[Dataset entries]
————
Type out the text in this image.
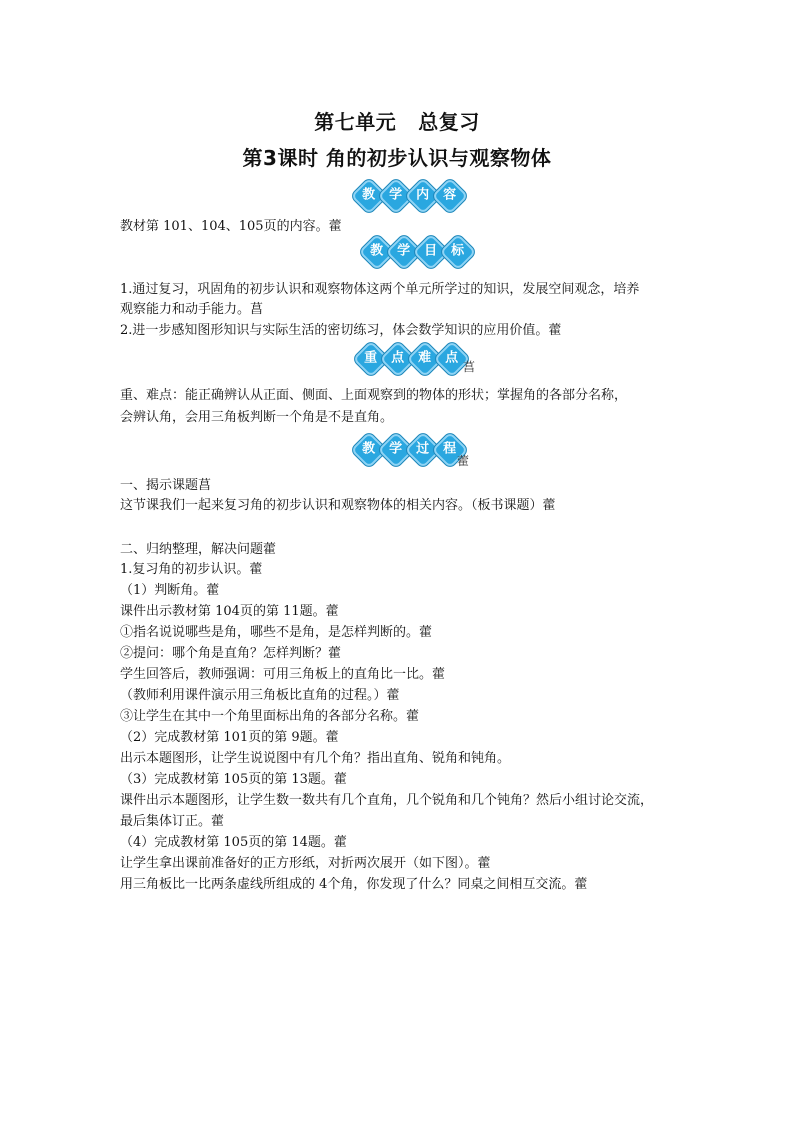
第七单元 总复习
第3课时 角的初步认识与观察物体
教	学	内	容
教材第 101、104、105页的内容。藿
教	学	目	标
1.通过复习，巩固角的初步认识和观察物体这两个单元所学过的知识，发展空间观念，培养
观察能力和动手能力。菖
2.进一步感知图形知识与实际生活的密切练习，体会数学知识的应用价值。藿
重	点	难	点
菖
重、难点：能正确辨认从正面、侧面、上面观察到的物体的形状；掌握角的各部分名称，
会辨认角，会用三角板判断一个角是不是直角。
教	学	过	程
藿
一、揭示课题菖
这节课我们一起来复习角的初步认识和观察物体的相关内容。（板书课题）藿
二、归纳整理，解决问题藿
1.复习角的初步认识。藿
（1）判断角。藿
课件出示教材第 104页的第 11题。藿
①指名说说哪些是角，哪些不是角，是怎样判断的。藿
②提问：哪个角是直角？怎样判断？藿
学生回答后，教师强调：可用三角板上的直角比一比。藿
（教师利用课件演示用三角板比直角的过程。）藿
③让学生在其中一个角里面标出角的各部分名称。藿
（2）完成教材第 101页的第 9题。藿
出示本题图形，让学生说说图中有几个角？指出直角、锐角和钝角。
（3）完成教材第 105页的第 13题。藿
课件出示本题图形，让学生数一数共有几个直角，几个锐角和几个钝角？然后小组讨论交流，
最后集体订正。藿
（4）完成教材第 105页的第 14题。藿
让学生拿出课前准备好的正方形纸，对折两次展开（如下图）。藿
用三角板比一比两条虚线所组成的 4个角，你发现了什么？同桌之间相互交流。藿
————
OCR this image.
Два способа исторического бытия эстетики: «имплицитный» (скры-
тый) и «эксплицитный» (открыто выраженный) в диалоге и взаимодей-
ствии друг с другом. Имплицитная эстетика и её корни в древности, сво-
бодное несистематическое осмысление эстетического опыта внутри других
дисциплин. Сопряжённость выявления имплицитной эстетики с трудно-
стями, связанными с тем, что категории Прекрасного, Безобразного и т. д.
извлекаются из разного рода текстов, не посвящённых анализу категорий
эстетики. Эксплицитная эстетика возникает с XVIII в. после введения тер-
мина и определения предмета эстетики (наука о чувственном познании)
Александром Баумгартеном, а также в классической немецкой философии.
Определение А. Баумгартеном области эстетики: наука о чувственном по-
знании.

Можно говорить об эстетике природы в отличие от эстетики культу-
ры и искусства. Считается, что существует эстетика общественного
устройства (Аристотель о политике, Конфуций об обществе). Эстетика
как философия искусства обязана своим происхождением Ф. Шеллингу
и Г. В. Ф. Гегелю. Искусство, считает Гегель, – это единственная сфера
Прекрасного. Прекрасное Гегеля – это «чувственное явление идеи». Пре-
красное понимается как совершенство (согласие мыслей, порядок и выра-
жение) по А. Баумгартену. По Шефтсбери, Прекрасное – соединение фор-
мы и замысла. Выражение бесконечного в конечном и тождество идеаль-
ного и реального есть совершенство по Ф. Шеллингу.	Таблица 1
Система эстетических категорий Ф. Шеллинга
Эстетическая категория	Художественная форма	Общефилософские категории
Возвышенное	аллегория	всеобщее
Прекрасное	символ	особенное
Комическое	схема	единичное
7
————
Extract all lines from the material above that include the word "искусства".

ры и искусства. Считается, что существует эстетика общественного
как философия искусства обязана своим происхождением Ф. Шеллингу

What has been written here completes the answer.